### [WRITTEN EXERCISE]
Return the lines from the start of the records down through the line containing "y-tick-label: 0: [200, 1240, 217, 1278]", both ends included, reproducing them exactly.

### [EXTRACTED INFORMATION]
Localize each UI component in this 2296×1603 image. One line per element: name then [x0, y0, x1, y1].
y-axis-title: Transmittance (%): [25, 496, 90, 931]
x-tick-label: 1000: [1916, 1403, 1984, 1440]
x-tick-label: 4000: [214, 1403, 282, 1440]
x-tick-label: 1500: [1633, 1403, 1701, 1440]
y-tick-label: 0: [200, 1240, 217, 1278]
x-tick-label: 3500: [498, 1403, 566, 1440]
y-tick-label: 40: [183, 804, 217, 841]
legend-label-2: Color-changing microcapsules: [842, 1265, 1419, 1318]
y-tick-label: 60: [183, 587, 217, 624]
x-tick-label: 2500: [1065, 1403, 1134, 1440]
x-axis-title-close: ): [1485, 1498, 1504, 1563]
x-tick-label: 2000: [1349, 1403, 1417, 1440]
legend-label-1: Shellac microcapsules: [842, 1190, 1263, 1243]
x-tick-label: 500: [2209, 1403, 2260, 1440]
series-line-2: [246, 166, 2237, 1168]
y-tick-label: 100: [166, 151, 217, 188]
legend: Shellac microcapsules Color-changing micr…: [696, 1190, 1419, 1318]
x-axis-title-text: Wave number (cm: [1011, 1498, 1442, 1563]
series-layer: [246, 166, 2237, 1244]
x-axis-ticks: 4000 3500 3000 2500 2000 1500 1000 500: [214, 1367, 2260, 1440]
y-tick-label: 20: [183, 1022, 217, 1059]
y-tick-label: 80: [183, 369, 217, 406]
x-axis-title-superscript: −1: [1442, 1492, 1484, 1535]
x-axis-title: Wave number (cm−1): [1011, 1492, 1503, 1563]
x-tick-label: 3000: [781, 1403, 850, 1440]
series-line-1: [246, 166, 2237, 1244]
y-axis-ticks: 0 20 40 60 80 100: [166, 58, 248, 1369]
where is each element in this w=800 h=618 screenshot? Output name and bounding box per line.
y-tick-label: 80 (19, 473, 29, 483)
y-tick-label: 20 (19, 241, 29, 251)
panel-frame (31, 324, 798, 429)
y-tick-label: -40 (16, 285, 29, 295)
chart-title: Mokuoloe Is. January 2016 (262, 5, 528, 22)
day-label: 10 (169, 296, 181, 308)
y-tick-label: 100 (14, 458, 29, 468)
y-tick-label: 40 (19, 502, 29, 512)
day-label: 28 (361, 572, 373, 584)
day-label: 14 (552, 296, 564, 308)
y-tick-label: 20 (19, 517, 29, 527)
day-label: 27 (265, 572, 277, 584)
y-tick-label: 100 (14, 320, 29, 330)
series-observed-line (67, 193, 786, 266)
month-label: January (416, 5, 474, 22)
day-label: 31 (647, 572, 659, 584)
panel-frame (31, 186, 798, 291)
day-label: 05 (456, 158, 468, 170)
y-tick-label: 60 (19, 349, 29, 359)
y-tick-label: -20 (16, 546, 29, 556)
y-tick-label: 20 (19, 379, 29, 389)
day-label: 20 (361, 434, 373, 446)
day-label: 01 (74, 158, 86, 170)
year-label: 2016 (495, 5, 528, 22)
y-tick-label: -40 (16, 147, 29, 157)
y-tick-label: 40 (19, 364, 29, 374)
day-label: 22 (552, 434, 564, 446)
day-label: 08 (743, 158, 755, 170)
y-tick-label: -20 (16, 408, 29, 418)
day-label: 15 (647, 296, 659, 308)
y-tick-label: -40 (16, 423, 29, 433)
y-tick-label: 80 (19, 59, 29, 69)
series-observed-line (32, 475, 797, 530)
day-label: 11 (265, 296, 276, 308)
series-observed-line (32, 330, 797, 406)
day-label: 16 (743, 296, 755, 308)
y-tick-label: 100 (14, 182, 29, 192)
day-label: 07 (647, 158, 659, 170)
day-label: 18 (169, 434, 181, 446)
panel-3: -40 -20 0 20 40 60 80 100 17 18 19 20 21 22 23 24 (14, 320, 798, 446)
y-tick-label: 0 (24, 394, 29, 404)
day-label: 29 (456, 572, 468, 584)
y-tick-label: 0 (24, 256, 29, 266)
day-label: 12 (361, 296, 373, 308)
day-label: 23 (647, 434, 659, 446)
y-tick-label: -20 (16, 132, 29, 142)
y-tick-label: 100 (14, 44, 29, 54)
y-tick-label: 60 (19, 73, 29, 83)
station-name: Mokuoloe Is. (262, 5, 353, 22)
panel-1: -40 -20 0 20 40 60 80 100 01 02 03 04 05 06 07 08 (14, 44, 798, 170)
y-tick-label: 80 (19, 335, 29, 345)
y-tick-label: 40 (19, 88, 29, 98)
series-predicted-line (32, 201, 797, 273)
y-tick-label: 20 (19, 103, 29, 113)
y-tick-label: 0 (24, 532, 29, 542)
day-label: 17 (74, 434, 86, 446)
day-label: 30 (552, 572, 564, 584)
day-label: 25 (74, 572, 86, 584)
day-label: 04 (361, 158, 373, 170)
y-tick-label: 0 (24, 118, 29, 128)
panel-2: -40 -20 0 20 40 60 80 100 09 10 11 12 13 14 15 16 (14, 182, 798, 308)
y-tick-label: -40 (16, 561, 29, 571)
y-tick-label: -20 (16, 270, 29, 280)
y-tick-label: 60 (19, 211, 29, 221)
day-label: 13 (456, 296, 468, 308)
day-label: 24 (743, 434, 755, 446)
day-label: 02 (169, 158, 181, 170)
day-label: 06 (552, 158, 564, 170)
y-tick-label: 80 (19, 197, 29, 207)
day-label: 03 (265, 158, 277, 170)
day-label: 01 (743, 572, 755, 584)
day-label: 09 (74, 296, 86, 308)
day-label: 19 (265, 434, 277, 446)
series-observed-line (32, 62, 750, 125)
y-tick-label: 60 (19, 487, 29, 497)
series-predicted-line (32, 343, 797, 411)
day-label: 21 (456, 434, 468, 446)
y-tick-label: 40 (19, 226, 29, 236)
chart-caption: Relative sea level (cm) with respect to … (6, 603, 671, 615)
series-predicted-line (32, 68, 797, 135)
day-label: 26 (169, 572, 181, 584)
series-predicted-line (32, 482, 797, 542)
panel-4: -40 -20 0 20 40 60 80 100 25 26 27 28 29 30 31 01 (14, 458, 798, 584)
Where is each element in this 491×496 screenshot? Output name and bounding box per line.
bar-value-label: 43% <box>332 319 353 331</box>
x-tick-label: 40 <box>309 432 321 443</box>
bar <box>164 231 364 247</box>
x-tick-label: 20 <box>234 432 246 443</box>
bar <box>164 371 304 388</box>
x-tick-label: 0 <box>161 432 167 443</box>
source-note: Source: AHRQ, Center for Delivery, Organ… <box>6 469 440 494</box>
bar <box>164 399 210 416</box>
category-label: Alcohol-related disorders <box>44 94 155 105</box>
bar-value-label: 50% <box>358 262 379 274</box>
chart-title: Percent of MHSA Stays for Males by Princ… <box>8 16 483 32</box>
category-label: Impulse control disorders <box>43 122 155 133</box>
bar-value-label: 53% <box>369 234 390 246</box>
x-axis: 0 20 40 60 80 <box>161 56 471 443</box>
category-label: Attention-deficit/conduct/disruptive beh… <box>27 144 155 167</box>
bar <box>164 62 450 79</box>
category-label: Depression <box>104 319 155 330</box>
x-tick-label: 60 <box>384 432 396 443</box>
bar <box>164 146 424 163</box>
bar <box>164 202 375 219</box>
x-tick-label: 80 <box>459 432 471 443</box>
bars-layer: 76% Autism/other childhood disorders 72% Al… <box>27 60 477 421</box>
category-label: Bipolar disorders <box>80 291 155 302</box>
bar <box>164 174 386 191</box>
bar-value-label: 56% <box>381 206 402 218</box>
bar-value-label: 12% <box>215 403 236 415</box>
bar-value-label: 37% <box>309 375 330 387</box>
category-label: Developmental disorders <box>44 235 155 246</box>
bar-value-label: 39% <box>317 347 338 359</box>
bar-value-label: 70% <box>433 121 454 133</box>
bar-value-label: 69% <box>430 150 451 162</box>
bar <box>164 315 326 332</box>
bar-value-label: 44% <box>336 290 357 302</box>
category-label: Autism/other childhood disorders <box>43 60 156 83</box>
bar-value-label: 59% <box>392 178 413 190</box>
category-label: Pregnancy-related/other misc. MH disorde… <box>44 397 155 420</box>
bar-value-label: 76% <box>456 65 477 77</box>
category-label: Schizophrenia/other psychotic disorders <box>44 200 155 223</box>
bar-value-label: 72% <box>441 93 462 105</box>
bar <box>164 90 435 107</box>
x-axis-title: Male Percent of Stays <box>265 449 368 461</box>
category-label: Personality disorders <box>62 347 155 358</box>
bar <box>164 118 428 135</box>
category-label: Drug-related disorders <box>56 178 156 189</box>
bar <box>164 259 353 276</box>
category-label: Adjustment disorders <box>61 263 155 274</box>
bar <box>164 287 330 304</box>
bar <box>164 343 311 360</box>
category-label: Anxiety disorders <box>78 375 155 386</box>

### [REPLY]
Localize each UI component in this 2296×1603 image. One line per element: name then [x0, y0, x1, y1].
y-axis-title: Transmittance (%): [25, 496, 90, 931]
x-tick-label: 1000: [1916, 1403, 1984, 1440]
x-tick-label: 4000: [214, 1403, 282, 1440]
x-tick-label: 1500: [1633, 1403, 1701, 1440]
y-tick-label: 0: [200, 1240, 217, 1278]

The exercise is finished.